-- Recorded data --
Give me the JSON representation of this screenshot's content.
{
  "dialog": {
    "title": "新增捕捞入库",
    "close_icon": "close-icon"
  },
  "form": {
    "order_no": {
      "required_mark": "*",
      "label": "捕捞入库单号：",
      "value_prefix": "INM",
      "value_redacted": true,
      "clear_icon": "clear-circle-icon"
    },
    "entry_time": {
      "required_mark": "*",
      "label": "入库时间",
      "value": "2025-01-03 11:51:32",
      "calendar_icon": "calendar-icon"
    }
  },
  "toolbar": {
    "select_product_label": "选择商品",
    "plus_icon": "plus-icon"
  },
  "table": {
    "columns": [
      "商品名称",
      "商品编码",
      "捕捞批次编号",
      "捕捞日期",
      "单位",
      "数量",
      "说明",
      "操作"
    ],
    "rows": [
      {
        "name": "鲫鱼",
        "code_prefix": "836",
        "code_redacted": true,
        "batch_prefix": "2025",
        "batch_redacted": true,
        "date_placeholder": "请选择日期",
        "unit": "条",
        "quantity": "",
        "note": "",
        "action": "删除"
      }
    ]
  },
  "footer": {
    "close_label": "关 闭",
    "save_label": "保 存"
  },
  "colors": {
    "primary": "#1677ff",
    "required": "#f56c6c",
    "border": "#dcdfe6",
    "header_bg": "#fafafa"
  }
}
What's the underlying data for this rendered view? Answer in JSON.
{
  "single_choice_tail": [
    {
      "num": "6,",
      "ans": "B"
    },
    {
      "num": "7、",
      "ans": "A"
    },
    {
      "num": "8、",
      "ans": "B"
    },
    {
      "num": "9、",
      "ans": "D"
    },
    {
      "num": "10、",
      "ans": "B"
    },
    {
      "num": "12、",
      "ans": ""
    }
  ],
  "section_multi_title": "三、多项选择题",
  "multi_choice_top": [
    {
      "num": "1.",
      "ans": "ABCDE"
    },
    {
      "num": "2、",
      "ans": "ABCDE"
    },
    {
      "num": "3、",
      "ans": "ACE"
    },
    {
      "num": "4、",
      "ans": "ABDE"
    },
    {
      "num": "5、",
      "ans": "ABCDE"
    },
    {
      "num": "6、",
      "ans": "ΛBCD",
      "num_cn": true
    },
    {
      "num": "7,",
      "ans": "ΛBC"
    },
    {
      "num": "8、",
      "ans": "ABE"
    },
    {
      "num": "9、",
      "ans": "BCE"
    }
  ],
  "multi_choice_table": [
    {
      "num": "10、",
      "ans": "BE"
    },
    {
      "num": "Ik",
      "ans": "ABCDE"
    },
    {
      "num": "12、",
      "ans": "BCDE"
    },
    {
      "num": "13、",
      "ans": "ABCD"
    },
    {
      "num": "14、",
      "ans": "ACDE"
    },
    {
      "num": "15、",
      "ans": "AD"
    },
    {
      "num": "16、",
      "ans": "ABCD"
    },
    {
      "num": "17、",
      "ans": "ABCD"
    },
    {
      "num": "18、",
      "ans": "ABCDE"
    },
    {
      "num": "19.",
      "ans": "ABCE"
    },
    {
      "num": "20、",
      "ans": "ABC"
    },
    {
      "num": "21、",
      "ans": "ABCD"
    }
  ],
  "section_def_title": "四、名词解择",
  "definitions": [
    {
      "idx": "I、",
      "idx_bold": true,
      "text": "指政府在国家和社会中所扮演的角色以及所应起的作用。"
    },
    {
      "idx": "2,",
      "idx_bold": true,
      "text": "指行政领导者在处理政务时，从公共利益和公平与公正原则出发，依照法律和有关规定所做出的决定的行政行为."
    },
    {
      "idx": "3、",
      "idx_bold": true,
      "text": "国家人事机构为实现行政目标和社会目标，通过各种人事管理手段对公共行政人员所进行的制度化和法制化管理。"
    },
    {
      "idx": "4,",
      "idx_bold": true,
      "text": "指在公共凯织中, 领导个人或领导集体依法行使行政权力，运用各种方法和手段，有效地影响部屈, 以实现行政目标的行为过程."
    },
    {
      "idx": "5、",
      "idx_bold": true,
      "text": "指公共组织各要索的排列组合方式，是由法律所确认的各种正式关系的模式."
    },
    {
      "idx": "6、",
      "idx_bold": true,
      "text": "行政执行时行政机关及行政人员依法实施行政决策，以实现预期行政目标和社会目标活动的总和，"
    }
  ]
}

-- Problem details --
Print all the data exactly.

-- Written response --
Give me the JSON representation of this screenshot's content.
{
  "dialog": {
    "title": "新增捕捞入库",
    "close_icon": "close-icon"
  },
  "form": {
    "order_no": {
      "required_mark": "*",
      "label": "捕捞入库单号：",
      "value_prefix": "INM",
      "value_redacted": true,
      "clear_icon": "clear-circle-icon"
    },
    "entry_time": {
      "required_mark": "*",
      "label": "入库时间",
      "value": "2025-01-03 11:51:32",
      "calendar_icon": "calendar-icon"
    }
  },
  "toolbar": {
    "select_product_label": "选择商品",
    "plus_icon": "plus-icon"
  },
  "table": {
    "columns": [
      "商品名称",
      "商品编码",
      "捕捞批次编号",
      "捕捞日期",
      "单位",
      "数量",
      "说明",
      "操作"
    ],
    "rows": [
      {
        "name": "鲫鱼",
        "code_prefix": "836",
        "code_redacted": true,
        "batch_prefix": "2025",
        "batch_redacted": true,
        "date_placeholder": "请选择日期",
        "unit": "条",
        "quantity": "",
        "note": "",
        "action": "删除"
      }
    ]
  },
  "footer": {
    "close_label": "关 闭",
    "save_label": "保 存"
  },
  "colors": {
    "primary": "#1677ff",
    "required": "#f56c6c",
    "border": "#dcdfe6",
    "header_bg": "#fafafa"
  }
}
What's the underlying data for this rendered view? Answer in JSON.
{
  "single_choice_tail": [
    {
      "num": "6,",
      "ans": "B"
    },
    {
      "num": "7、",
      "ans": "A"
    },
    {
      "num": "8、",
      "ans": "B"
    },
    {
      "num": "9、",
      "ans": "D"
    },
    {
      "num": "10、",
      "ans": "B"
    },
    {
      "num": "12、",
      "ans": ""
    }
  ],
  "section_multi_title": "三、多项选择题",
  "multi_choice_top": [
    {
      "num": "1.",
      "ans": "ABCDE"
    },
    {
      "num": "2、",
      "ans": "ABCDE"
    },
    {
      "num": "3、",
      "ans": "ACE"
    },
    {
      "num": "4、",
      "ans": "ABDE"
    },
    {
      "num": "5、",
      "ans": "ABCDE"
    },
    {
      "num": "6、",
      "ans": "ΛBCD",
      "num_cn": true
    },
    {
      "num": "7,",
      "ans": "ΛBC"
    },
    {
      "num": "8、",
      "ans": "ABE"
    },
    {
      "num": "9、",
      "ans": "BCE"
    }
  ],
  "multi_choice_table": [
    {
      "num": "10、",
      "ans": "BE"
    },
    {
      "num": "Ik",
      "ans": "ABCDE"
    },
    {
      "num": "12、",
      "ans": "BCDE"
    },
    {
      "num": "13、",
      "ans": "ABCD"
    },
    {
      "num": "14、",
      "ans": "ACDE"
    },
    {
      "num": "15、",
      "ans": "AD"
    },
    {
      "num": "16、",
      "ans": "ABCD"
    },
    {
      "num": "17、",
      "ans": "ABCD"
    },
    {
      "num": "18、",
      "ans": "ABCDE"
    },
    {
      "num": "19.",
      "ans": "ABCE"
    },
    {
      "num": "20、",
      "ans": "ABC"
    },
    {
      "num": "21、",
      "ans": "ABCD"
    }
  ],
  "section_def_title": "四、名词解择",
  "definitions": [
    {
      "idx": "I、",
      "idx_bold": true,
      "text": "指政府在国家和社会中所扮演的角色以及所应起的作用。"
    },
    {
      "idx": "2,",
      "idx_bold": true,
      "text": "指行政领导者在处理政务时，从公共利益和公平与公正原则出发，依照法律和有关规定所做出的决定的行政行为."
    },
    {
      "idx": "3、",
      "idx_bold": true,
      "text": "国家人事机构为实现行政目标和社会目标，通过各种人事管理手段对公共行政人员所进行的制度化和法制化管理。"
    },
    {
      "idx": "4,",
      "idx_bold": true,
      "text": "指在公共凯织中, 领导个人或领导集体依法行使行政权力，运用各种方法和手段，有效地影响部屈, 以实现行政目标的行为过程."
    },
    {
      "idx": "5、",
      "idx_bold": true,
      "text": "指公共组织各要索的排列组合方式，是由法律所确认的各种正式关系的模式."
    },
    {
      "idx": "6、",
      "idx_bold": true,
      "text": "行政执行时行政机关及行政人员依法实施行政决策，以实现预期行政目标和社会目标活动的总和，"
    }
  ]
}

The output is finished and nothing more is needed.